The problem: Go through the records underneath and count the lines that include the string "브랜드를". Give nothing but the number.

* START Extracted information *

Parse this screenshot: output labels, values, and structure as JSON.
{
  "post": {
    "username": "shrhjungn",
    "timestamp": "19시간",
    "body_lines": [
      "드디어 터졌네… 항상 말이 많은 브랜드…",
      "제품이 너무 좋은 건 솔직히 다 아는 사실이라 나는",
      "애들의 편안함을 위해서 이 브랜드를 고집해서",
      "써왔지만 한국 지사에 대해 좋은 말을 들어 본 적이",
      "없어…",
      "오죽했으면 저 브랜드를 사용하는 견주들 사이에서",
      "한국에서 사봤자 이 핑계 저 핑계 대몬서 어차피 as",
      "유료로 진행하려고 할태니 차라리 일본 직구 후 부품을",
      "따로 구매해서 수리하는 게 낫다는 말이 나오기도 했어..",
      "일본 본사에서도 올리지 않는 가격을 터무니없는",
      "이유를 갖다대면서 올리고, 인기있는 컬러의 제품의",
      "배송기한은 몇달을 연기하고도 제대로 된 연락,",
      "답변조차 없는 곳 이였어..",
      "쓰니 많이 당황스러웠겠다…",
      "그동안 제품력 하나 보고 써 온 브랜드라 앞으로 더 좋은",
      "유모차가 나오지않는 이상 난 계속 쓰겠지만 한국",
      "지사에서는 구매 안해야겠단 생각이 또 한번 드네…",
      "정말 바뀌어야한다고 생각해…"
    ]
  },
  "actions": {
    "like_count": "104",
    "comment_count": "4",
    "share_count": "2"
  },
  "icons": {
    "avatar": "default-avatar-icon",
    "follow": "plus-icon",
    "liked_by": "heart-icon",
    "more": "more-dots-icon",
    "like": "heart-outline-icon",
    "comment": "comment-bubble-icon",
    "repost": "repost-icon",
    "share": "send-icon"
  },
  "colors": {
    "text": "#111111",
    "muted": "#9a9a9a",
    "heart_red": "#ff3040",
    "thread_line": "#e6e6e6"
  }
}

* END Extracted information *

Complete answer: 2